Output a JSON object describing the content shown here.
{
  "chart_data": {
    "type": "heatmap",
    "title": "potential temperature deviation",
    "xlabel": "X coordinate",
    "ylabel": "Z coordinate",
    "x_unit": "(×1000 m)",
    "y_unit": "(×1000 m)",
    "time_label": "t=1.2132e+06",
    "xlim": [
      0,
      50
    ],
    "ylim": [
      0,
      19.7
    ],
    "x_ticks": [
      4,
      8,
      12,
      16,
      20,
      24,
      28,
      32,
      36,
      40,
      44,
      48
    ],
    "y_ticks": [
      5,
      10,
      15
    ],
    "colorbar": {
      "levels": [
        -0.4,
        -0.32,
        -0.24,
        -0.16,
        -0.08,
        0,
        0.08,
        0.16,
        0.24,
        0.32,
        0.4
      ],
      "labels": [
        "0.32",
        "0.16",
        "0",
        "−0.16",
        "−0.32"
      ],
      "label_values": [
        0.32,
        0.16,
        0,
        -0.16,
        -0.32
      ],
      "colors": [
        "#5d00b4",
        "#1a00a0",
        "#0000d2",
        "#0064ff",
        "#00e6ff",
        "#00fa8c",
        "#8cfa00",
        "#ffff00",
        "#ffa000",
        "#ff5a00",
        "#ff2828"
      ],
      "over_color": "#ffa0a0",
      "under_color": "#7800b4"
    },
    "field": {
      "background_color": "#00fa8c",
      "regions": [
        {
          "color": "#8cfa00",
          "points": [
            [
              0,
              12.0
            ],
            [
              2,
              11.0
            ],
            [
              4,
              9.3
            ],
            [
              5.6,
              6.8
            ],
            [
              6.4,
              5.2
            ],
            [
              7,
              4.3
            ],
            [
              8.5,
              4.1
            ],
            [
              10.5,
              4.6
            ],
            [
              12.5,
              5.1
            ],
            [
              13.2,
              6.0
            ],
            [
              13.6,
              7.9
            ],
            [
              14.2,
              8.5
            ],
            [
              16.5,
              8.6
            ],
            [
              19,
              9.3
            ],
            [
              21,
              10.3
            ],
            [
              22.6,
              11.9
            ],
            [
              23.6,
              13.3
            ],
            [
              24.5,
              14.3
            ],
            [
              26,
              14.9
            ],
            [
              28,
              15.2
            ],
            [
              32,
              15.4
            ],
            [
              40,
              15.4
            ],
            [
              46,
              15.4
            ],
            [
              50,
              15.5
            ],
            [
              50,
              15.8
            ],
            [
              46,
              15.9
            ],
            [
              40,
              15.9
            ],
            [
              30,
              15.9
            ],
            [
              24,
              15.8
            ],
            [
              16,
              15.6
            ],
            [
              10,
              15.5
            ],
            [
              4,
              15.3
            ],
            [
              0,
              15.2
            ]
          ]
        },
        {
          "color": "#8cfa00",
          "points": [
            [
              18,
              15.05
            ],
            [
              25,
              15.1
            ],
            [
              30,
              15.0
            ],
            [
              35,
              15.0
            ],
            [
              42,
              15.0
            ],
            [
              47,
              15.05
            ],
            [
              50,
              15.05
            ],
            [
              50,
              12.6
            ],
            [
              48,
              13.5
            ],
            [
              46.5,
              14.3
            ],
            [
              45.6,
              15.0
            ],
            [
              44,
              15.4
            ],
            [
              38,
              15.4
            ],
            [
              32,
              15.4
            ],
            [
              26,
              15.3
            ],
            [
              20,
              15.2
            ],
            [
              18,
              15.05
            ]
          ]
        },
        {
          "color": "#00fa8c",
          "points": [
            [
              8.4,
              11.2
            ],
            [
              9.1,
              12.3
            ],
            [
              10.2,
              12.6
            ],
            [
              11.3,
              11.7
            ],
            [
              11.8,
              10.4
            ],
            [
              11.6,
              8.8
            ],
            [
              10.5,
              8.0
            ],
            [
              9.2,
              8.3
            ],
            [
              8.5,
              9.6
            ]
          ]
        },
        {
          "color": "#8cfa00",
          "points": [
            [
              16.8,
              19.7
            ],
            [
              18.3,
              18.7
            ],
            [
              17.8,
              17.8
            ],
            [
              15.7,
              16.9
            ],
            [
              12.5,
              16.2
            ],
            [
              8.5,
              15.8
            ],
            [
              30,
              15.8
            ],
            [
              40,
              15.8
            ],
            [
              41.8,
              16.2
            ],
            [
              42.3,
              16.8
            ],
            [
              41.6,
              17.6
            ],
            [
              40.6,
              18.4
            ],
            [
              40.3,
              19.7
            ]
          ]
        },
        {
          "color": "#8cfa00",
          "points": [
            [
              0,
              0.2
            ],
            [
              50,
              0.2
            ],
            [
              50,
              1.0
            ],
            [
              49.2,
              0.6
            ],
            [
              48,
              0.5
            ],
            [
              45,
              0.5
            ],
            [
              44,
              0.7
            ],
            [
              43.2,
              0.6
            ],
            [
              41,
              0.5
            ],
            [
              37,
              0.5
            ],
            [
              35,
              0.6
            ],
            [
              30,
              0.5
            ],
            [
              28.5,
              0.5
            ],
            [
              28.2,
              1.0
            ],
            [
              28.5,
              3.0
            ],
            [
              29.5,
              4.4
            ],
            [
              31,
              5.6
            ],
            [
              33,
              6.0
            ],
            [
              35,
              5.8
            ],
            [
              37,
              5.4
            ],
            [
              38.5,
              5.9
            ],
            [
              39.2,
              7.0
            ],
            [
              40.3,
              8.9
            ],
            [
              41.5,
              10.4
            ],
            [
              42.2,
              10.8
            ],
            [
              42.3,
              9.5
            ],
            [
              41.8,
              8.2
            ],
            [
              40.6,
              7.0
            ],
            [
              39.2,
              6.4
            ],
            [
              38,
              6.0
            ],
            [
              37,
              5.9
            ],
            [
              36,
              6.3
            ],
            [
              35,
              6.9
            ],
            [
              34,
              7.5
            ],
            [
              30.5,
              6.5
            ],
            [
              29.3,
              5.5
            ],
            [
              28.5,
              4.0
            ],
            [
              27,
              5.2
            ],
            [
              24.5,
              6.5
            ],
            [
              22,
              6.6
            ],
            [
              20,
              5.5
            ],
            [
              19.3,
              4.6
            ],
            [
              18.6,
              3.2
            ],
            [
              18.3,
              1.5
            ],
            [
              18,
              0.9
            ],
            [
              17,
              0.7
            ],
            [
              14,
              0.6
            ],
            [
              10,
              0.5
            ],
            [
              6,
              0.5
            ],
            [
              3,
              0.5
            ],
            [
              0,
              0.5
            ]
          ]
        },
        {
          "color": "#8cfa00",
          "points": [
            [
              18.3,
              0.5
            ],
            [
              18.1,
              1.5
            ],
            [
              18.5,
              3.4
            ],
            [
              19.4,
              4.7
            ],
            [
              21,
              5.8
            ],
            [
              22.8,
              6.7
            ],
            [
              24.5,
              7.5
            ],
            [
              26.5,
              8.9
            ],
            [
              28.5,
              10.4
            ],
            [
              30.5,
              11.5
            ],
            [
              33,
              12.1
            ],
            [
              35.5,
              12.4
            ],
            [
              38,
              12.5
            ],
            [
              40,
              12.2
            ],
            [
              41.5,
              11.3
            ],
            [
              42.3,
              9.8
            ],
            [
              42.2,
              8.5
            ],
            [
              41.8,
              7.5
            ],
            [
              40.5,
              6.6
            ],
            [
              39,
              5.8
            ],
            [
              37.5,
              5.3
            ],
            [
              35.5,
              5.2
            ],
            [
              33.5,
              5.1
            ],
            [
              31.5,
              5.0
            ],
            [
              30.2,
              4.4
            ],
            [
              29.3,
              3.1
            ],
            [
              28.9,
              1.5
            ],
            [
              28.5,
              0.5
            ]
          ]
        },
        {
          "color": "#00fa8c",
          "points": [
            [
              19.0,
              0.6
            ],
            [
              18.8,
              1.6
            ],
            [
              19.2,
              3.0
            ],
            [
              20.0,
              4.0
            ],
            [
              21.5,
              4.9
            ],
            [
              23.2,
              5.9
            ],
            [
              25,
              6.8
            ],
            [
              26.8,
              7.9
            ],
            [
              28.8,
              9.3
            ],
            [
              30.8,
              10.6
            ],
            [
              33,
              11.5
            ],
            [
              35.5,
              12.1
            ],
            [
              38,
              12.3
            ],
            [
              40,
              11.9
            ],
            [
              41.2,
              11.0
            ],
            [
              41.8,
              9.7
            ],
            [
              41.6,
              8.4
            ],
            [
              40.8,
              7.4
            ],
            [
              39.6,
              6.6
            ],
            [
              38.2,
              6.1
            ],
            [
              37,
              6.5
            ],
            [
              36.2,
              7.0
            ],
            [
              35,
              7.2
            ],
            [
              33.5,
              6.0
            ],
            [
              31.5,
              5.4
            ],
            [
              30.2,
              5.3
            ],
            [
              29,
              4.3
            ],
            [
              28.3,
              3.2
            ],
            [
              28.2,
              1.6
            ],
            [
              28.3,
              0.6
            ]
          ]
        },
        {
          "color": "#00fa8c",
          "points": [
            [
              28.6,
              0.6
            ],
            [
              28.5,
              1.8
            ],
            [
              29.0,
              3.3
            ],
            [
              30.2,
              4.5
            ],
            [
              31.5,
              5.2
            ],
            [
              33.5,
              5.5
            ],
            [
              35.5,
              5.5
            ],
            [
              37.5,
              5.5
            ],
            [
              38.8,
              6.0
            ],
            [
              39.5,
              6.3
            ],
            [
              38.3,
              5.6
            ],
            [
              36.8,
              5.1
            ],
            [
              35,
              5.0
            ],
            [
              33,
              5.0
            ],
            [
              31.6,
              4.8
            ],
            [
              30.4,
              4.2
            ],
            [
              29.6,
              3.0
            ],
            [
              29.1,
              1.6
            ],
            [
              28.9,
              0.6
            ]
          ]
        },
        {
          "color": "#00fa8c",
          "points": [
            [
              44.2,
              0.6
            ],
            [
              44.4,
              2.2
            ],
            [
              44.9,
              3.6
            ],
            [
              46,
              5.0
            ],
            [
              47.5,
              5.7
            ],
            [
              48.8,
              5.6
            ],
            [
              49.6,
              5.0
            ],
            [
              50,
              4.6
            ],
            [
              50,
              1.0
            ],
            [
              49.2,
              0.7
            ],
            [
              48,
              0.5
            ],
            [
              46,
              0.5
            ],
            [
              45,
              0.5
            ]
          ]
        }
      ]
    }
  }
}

* * * *

## [Set task]
Copy each line from the data above that includes "coordinate".

## [Complete response]
    "xlabel": "X coordinate",
    "ylabel": "Z coordinate",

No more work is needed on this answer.